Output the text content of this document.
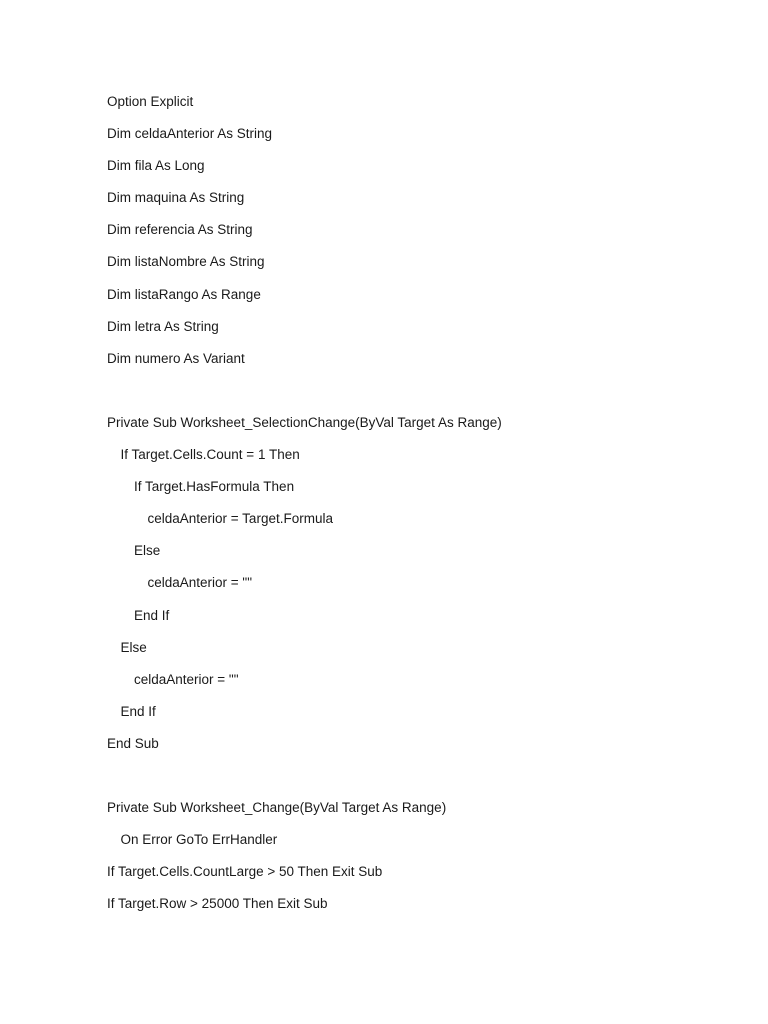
Option Explicit

Dim celdaAnterior As String

Dim fila As Long

Dim maquina As String

Dim referencia As String

Dim listaNombre As String

Dim listaRango As Range

Dim letra As String

Dim numero As Variant

Private Sub Worksheet_SelectionChange(ByVal Target As Range)

If Target.Cells.Count = 1 Then

If Target.HasFormula Then

celdaAnterior = Target.Formula

Else

celdaAnterior = ""

End If

Else

celdaAnterior = ""

End If

End Sub

Private Sub Worksheet_Change(ByVal Target As Range)

On Error GoTo ErrHandler

If Target.Cells.CountLarge > 50 Then Exit Sub

If Target.Row > 25000 Then Exit Sub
# # # # # # #
**Exercise task**
Without the pictures, print the whole listing exactly as given.

**Reply to the task**
Output the text content of this document.
Option Explicit

Dim celdaAnterior As String

Dim fila As Long

Dim maquina As String

Dim referencia As String

Dim listaNombre As String

Dim listaRango As Range

Dim letra As String

Dim numero As Variant

Private Sub Worksheet_SelectionChange(ByVal Target As Range)

If Target.Cells.Count = 1 Then

If Target.HasFormula Then

celdaAnterior = Target.Formula

Else

celdaAnterior = ""

End If

Else

celdaAnterior = ""

End If

End Sub

Private Sub Worksheet_Change(ByVal Target As Range)

On Error GoTo ErrHandler

If Target.Cells.CountLarge > 50 Then Exit Sub

If Target.Row > 25000 Then Exit Sub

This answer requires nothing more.